> Records for the exercise:
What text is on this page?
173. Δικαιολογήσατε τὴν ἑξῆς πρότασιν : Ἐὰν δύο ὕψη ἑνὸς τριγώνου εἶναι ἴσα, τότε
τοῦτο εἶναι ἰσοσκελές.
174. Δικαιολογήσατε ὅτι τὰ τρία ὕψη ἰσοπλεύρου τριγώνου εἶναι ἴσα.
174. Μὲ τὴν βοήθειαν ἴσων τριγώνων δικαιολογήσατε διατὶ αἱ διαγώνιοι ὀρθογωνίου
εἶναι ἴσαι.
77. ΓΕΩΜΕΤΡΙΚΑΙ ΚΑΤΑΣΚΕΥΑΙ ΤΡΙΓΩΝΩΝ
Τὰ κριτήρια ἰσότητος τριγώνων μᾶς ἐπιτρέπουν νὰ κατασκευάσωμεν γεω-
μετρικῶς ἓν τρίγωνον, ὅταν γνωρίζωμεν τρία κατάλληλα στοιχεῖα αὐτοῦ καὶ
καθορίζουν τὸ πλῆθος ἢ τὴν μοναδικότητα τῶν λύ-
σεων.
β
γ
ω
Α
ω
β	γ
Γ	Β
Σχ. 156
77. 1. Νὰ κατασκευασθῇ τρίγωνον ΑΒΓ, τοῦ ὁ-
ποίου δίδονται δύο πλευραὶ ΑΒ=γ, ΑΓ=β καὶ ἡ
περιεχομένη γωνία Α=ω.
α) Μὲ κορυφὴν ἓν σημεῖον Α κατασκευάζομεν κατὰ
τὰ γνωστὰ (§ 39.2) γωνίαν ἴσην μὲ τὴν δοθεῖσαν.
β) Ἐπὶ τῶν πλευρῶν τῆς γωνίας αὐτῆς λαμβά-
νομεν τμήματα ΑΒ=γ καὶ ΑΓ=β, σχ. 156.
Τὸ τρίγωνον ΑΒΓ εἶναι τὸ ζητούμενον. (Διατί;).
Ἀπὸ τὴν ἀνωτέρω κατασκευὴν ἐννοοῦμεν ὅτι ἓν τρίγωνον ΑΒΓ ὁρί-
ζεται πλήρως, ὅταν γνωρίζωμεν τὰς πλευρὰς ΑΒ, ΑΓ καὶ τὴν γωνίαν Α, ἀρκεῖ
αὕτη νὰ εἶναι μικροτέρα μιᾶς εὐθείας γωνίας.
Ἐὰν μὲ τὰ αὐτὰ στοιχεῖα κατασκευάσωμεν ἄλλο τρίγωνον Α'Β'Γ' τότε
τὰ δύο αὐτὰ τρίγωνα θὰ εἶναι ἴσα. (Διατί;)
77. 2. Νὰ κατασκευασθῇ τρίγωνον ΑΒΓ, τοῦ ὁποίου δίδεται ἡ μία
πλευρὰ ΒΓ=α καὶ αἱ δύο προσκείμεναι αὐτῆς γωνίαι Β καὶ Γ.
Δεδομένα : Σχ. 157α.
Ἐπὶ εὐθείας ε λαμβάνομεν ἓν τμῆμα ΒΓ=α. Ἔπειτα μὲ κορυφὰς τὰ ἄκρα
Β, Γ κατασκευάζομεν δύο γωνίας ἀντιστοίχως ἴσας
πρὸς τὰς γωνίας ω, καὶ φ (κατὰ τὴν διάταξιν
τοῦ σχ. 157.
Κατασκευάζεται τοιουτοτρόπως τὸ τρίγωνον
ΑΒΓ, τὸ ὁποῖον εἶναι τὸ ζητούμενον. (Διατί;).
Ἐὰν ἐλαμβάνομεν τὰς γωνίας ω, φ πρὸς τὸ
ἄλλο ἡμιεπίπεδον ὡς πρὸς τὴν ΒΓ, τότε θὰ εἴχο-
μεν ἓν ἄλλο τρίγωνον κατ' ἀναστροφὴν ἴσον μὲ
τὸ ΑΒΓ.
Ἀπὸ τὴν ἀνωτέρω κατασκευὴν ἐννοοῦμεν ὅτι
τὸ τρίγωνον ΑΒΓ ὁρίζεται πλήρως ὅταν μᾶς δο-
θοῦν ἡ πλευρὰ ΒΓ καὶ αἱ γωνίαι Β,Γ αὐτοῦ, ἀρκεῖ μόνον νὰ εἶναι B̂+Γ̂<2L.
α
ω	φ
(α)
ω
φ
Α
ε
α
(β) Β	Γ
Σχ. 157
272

> What you need to do:
Nothing in the data may differ; print all of it exactly as written.

> Reply:
What text is on this page?
173. Δικαιολογήσατε τὴν ἑξῆς πρότασιν : Ἐὰν δύο ὕψη ἑνὸς τριγώνου εἶναι ἴσα, τότε
τοῦτο εἶναι ἰσοσκελές.
174. Δικαιολογήσατε ὅτι τὰ τρία ὕψη ἰσοπλεύρου τριγώνου εἶναι ἴσα.
174. Μὲ τὴν βοήθειαν ἴσων τριγώνων δικαιολογήσατε διατὶ αἱ διαγώνιοι ὀρθογωνίου
εἶναι ἴσαι.
77. ΓΕΩΜΕΤΡΙΚΑΙ ΚΑΤΑΣΚΕΥΑΙ ΤΡΙΓΩΝΩΝ
Τὰ κριτήρια ἰσότητος τριγώνων μᾶς ἐπιτρέπουν νὰ κατασκευάσωμεν γεω-
μετρικῶς ἓν τρίγωνον, ὅταν γνωρίζωμεν τρία κατάλληλα στοιχεῖα αὐτοῦ καὶ
καθορίζουν τὸ πλῆθος ἢ τὴν μοναδικότητα τῶν λύ-
σεων.
β
γ
ω
Α
ω
β	γ
Γ	Β
Σχ. 156
77. 1. Νὰ κατασκευασθῇ τρίγωνον ΑΒΓ, τοῦ ὁ-
ποίου δίδονται δύο πλευραὶ ΑΒ=γ, ΑΓ=β καὶ ἡ
περιεχομένη γωνία Α=ω.
α) Μὲ κορυφὴν ἓν σημεῖον Α κατασκευάζομεν κατὰ
τὰ γνωστὰ (§ 39.2) γωνίαν ἴσην μὲ τὴν δοθεῖσαν.
β) Ἐπὶ τῶν πλευρῶν τῆς γωνίας αὐτῆς λαμβά-
νομεν τμήματα ΑΒ=γ καὶ ΑΓ=β, σχ. 156.
Τὸ τρίγωνον ΑΒΓ εἶναι τὸ ζητούμενον. (Διατί;).
Ἀπὸ τὴν ἀνωτέρω κατασκευὴν ἐννοοῦμεν ὅτι ἓν τρίγωνον ΑΒΓ ὁρί-
ζεται πλήρως, ὅταν γνωρίζωμεν τὰς πλευρὰς ΑΒ, ΑΓ καὶ τὴν γωνίαν Α, ἀρκεῖ
αὕτη νὰ εἶναι μικροτέρα μιᾶς εὐθείας γωνίας.
Ἐὰν μὲ τὰ αὐτὰ στοιχεῖα κατασκευάσωμεν ἄλλο τρίγωνον Α'Β'Γ' τότε
τὰ δύο αὐτὰ τρίγωνα θὰ εἶναι ἴσα. (Διατί;)
77. 2. Νὰ κατασκευασθῇ τρίγωνον ΑΒΓ, τοῦ ὁποίου δίδεται ἡ μία
πλευρὰ ΒΓ=α καὶ αἱ δύο προσκείμεναι αὐτῆς γωνίαι Β καὶ Γ.
Δεδομένα : Σχ. 157α.
Ἐπὶ εὐθείας ε λαμβάνομεν ἓν τμῆμα ΒΓ=α. Ἔπειτα μὲ κορυφὰς τὰ ἄκρα
Β, Γ κατασκευάζομεν δύο γωνίας ἀντιστοίχως ἴσας
πρὸς τὰς γωνίας ω, καὶ φ (κατὰ τὴν διάταξιν
τοῦ σχ. 157.
Κατασκευάζεται τοιουτοτρόπως τὸ τρίγωνον
ΑΒΓ, τὸ ὁποῖον εἶναι τὸ ζητούμενον. (Διατί;).
Ἐὰν ἐλαμβάνομεν τὰς γωνίας ω, φ πρὸς τὸ
ἄλλο ἡμιεπίπεδον ὡς πρὸς τὴν ΒΓ, τότε θὰ εἴχο-
μεν ἓν ἄλλο τρίγωνον κατ' ἀναστροφὴν ἴσον μὲ
τὸ ΑΒΓ.
Ἀπὸ τὴν ἀνωτέρω κατασκευὴν ἐννοοῦμεν ὅτι
τὸ τρίγωνον ΑΒΓ ὁρίζεται πλήρως ὅταν μᾶς δο-
θοῦν ἡ πλευρὰ ΒΓ καὶ αἱ γωνίαι Β,Γ αὐτοῦ, ἀρκεῖ μόνον νὰ εἶναι B̂+Γ̂<2L.
α
ω	φ
(α)
ω
φ
Α
ε
α
(β) Β	Γ
Σχ. 157
272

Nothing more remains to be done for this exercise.